>> BEGIN EXTRACTED INFORMATION
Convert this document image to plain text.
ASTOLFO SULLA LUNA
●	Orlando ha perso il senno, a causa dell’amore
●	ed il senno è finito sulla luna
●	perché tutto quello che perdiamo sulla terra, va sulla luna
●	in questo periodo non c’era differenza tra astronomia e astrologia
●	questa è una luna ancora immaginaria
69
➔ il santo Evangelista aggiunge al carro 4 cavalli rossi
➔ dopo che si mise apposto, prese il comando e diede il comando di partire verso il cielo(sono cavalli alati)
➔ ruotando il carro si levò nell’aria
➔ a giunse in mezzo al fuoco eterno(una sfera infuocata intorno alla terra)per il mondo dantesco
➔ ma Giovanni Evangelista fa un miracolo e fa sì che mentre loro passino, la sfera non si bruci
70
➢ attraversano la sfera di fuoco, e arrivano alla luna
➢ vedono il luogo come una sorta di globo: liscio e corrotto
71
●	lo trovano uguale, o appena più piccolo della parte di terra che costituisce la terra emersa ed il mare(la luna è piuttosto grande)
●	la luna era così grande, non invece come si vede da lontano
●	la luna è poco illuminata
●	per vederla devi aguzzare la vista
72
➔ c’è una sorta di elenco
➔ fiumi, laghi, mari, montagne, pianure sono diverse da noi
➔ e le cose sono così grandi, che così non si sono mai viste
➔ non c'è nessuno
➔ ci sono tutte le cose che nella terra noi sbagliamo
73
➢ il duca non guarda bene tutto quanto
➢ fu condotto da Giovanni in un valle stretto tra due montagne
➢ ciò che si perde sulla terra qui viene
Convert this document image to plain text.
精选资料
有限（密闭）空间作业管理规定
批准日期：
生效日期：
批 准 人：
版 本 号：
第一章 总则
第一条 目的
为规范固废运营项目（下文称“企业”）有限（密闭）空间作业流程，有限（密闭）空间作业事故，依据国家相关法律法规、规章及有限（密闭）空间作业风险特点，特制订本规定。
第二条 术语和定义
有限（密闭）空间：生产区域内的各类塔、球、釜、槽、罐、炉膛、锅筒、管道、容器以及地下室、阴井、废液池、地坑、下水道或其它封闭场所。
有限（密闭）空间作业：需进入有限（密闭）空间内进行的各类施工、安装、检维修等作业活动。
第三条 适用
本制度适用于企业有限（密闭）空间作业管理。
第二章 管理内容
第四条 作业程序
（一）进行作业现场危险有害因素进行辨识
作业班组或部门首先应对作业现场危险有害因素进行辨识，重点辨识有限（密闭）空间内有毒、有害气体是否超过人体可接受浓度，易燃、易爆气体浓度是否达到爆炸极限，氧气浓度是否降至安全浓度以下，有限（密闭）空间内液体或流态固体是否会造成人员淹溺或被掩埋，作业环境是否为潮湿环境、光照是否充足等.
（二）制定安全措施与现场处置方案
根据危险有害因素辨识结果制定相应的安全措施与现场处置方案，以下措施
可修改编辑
>> END EXTRACTED INFORMATION
* _TASK DESCRIPTION_
Output the records exactly, including every line.

* _THE RESULT_
Convert this document image to plain text.
ASTOLFO SULLA LUNA
●	Orlando ha perso il senno, a causa dell’amore
●	ed il senno è finito sulla luna
●	perché tutto quello che perdiamo sulla terra, va sulla luna
●	in questo periodo non c’era differenza tra astronomia e astrologia
●	questa è una luna ancora immaginaria
69
➔ il santo Evangelista aggiunge al carro 4 cavalli rossi
➔ dopo che si mise apposto, prese il comando e diede il comando di partire verso il cielo(sono cavalli alati)
➔ ruotando il carro si levò nell’aria
➔ a giunse in mezzo al fuoco eterno(una sfera infuocata intorno alla terra)per il mondo dantesco
➔ ma Giovanni Evangelista fa un miracolo e fa sì che mentre loro passino, la sfera non si bruci
70
➢ attraversano la sfera di fuoco, e arrivano alla luna
➢ vedono il luogo come una sorta di globo: liscio e corrotto
71
●	lo trovano uguale, o appena più piccolo della parte di terra che costituisce la terra emersa ed il mare(la luna è piuttosto grande)
●	la luna era così grande, non invece come si vede da lontano
●	la luna è poco illuminata
●	per vederla devi aguzzare la vista
72
➔ c’è una sorta di elenco
➔ fiumi, laghi, mari, montagne, pianure sono diverse da noi
➔ e le cose sono così grandi, che così non si sono mai viste
➔ non c'è nessuno
➔ ci sono tutte le cose che nella terra noi sbagliamo
73
➢ il duca non guarda bene tutto quanto
➢ fu condotto da Giovanni in un valle stretto tra due montagne
➢ ciò che si perde sulla terra qui viene
Convert this document image to plain text.
精选资料
有限（密闭）空间作业管理规定
批准日期：
生效日期：
批 准 人：
版 本 号：
第一章 总则
第一条 目的
为规范固废运营项目（下文称“企业”）有限（密闭）空间作业流程，有限（密闭）空间作业事故，依据国家相关法律法规、规章及有限（密闭）空间作业风险特点，特制订本规定。
第二条 术语和定义
有限（密闭）空间：生产区域内的各类塔、球、釜、槽、罐、炉膛、锅筒、管道、容器以及地下室、阴井、废液池、地坑、下水道或其它封闭场所。
有限（密闭）空间作业：需进入有限（密闭）空间内进行的各类施工、安装、检维修等作业活动。
第三条 适用
本制度适用于企业有限（密闭）空间作业管理。
第二章 管理内容
第四条 作业程序
（一）进行作业现场危险有害因素进行辨识
作业班组或部门首先应对作业现场危险有害因素进行辨识，重点辨识有限（密闭）空间内有毒、有害气体是否超过人体可接受浓度，易燃、易爆气体浓度是否达到爆炸极限，氧气浓度是否降至安全浓度以下，有限（密闭）空间内液体或流态固体是否会造成人员淹溺或被掩埋，作业环境是否为潮湿环境、光照是否充足等.
（二）制定安全措施与现场处置方案
根据危险有害因素辨识结果制定相应的安全措施与现场处置方案，以下措施
可修改编辑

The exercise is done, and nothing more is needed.